**EXERCISE**
Locate every line in the records below that holds the word "Desenvolvimento" and return each one.

**INPUT**
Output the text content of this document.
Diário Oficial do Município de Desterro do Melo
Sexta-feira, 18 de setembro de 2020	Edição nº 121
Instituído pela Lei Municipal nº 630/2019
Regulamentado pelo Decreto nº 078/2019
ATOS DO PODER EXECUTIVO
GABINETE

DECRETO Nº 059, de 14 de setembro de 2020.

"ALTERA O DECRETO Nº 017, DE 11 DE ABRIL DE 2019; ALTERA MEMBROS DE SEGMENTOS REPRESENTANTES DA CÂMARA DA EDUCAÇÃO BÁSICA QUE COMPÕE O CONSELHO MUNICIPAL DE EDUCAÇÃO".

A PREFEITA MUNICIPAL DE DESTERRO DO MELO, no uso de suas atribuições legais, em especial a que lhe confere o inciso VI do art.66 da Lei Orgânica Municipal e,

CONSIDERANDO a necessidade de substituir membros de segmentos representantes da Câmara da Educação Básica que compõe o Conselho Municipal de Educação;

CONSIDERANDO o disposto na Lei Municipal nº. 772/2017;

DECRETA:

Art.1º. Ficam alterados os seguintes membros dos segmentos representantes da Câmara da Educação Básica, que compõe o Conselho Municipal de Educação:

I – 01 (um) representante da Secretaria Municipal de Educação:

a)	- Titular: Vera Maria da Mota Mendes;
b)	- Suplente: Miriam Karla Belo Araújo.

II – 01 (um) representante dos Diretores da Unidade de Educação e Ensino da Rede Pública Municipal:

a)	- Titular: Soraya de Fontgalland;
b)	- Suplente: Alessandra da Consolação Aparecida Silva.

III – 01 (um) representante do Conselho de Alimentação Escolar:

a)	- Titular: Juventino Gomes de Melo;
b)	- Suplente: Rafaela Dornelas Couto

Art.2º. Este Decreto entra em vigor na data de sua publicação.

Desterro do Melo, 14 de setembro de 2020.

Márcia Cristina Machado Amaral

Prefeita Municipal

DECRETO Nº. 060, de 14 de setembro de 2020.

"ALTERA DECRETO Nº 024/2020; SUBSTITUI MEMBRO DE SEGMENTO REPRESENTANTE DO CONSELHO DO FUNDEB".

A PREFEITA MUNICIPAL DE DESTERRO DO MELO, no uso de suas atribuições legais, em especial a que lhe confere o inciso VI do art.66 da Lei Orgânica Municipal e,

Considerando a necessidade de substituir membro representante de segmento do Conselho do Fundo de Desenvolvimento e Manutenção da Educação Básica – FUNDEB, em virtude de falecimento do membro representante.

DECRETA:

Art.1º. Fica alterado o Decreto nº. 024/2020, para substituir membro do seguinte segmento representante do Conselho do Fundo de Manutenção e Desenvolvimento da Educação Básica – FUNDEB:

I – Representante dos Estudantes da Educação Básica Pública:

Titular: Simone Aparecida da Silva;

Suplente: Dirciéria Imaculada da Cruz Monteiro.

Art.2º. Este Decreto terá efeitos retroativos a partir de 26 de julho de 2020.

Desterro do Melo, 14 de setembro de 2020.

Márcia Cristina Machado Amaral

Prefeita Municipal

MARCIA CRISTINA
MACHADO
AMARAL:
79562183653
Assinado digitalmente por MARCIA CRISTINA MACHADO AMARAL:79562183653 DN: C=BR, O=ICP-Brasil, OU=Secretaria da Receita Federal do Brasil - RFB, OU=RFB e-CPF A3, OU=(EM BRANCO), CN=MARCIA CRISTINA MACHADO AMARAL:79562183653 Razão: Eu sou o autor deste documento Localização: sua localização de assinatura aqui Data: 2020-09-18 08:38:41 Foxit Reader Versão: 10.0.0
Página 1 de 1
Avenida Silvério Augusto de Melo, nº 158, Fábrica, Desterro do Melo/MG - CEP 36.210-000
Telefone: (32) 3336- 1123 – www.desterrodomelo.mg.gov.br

**CORRECT ANSWER**
Considerando a necessidade de substituir membro representante de segmento do Conselho do Fundo de Desenvolvimento e Manutenção da Educação Básica – FUNDEB, em virtude de falecimento do membro representante.
Art.1º. Fica alterado o Decreto nº. 024/2020, para substituir membro do seguinte segmento representante do Conselho do Fundo de Manutenção e Desenvolvimento da Educação Básica – FUNDEB:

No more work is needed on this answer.